Would you pull out every line of the material that contains the string "name"?
-=-=-=-=-
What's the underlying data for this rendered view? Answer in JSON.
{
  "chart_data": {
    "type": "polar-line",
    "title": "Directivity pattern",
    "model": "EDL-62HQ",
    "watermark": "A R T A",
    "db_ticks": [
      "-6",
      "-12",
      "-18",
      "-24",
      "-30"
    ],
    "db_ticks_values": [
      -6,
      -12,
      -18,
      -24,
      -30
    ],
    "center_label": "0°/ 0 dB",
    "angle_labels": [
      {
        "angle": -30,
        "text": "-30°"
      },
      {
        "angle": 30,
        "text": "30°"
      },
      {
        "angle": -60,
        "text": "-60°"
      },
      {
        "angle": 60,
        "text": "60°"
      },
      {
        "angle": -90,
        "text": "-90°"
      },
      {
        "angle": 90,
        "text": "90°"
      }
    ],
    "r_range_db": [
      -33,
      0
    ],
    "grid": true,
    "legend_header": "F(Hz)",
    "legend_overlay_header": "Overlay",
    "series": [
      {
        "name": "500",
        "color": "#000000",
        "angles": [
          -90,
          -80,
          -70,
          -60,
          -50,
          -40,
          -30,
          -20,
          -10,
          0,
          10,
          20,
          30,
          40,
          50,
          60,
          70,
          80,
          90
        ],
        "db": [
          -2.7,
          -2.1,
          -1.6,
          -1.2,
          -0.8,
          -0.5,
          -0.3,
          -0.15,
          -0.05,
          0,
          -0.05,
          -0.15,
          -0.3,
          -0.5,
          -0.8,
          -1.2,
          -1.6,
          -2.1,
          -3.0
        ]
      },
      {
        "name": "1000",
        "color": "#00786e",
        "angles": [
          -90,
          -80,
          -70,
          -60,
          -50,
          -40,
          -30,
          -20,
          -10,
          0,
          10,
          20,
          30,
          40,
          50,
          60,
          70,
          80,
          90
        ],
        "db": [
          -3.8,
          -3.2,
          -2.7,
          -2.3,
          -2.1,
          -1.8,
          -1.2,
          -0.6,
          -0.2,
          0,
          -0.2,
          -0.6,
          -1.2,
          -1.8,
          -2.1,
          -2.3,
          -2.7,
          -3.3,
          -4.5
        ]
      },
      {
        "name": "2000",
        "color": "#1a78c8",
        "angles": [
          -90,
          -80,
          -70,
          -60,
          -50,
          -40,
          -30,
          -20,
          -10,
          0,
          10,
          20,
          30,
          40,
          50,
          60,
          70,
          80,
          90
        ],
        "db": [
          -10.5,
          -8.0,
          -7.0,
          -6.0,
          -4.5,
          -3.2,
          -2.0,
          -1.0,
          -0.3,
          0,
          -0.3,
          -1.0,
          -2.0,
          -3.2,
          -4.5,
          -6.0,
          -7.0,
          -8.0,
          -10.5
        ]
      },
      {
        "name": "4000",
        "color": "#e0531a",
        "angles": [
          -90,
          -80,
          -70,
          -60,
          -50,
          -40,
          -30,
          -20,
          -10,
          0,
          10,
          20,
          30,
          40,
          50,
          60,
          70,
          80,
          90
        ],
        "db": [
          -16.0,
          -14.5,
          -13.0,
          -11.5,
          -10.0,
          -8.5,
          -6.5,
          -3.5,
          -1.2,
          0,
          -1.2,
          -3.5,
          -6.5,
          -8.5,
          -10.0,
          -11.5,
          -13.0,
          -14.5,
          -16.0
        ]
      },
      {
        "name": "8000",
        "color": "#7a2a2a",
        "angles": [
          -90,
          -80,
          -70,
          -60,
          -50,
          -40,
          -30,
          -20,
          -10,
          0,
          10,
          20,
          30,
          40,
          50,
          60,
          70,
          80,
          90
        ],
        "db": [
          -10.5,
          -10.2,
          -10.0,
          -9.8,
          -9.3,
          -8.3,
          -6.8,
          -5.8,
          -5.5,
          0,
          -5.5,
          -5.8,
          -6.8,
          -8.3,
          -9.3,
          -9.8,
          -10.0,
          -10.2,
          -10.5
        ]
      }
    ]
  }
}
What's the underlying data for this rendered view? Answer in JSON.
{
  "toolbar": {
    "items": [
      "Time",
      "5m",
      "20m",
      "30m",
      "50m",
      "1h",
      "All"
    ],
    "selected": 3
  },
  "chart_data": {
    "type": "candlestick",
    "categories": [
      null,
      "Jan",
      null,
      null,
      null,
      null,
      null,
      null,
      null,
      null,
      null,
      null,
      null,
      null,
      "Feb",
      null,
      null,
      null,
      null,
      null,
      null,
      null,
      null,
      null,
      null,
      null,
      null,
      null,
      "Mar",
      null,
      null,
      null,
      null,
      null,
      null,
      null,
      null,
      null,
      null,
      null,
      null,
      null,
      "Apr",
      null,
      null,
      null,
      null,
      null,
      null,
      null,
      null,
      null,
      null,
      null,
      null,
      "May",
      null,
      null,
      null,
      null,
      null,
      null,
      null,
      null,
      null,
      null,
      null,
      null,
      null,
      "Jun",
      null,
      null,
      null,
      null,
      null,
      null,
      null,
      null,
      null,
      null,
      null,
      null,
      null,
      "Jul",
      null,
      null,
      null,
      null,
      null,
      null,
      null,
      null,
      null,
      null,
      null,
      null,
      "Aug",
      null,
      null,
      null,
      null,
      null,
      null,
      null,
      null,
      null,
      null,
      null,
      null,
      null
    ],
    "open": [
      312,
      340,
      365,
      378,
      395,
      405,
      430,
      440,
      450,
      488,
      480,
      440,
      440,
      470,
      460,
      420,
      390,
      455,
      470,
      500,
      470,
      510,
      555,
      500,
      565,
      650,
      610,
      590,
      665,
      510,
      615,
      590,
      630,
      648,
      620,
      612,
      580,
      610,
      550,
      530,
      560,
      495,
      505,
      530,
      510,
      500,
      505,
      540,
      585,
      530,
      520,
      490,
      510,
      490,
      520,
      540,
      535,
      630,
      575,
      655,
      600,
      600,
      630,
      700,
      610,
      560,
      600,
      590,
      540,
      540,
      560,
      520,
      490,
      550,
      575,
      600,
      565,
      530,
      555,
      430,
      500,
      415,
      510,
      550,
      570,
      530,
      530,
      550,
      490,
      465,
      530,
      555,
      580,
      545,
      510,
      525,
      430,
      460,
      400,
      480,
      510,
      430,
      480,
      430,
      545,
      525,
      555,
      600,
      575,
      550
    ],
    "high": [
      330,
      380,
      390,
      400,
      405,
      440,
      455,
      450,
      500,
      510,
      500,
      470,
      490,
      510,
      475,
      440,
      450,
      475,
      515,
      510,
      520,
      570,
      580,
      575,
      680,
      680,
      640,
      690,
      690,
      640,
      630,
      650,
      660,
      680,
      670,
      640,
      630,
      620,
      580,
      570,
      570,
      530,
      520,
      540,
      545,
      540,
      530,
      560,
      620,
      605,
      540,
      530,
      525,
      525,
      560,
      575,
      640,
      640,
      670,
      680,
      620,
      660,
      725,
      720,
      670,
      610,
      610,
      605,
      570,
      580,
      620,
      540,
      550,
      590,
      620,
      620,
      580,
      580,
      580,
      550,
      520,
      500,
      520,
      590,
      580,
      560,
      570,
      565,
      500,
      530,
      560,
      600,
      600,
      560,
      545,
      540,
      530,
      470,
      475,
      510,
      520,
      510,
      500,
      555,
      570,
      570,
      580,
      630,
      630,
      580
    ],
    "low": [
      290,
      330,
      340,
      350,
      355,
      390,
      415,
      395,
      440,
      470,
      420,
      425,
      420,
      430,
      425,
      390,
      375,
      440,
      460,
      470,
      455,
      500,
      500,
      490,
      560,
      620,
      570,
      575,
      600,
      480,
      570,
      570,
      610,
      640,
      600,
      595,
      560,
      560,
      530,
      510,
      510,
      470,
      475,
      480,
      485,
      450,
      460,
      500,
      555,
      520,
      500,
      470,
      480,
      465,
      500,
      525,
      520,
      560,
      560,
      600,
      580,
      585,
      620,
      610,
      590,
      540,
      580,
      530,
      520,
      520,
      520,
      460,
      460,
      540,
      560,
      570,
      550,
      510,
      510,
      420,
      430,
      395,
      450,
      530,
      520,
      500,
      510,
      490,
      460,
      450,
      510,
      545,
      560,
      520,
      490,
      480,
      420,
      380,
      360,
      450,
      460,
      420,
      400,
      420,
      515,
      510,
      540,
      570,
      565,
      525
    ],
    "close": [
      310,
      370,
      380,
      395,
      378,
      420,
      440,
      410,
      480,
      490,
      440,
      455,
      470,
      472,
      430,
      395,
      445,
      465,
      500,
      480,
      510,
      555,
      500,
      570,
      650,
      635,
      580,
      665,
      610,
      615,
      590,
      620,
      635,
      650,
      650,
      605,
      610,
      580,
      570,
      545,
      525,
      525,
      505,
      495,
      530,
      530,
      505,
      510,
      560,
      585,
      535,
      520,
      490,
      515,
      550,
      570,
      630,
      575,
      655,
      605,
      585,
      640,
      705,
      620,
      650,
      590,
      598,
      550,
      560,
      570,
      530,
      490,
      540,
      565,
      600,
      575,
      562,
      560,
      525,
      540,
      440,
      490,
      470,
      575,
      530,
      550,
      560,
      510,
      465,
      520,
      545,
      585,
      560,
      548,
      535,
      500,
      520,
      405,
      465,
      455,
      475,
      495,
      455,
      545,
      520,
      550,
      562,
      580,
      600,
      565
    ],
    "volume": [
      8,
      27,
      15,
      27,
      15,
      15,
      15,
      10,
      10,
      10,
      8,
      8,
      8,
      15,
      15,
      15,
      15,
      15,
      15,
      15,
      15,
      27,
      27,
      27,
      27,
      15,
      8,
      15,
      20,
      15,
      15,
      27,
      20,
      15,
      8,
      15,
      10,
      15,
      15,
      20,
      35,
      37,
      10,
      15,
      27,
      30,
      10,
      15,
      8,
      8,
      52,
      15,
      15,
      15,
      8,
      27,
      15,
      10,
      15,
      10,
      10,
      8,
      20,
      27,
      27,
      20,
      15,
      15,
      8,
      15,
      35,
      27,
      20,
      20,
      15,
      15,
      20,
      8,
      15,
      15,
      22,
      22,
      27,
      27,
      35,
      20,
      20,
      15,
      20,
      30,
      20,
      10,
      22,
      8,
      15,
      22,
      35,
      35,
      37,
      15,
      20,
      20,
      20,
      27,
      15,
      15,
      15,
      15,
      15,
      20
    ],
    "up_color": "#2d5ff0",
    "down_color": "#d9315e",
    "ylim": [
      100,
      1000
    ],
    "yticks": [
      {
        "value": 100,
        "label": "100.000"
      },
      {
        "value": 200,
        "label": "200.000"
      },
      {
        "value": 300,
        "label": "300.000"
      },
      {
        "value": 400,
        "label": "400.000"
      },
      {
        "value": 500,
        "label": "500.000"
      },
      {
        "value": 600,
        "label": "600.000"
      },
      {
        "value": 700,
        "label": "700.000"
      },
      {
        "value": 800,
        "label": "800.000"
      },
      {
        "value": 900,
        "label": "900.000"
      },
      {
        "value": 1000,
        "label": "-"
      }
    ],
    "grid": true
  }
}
-=-=-=-=-
EXPECTED ANSWER:
        "name": "500",
        "name": "1000",
        "name": "2000",
        "name": "4000",
        "name": "8000",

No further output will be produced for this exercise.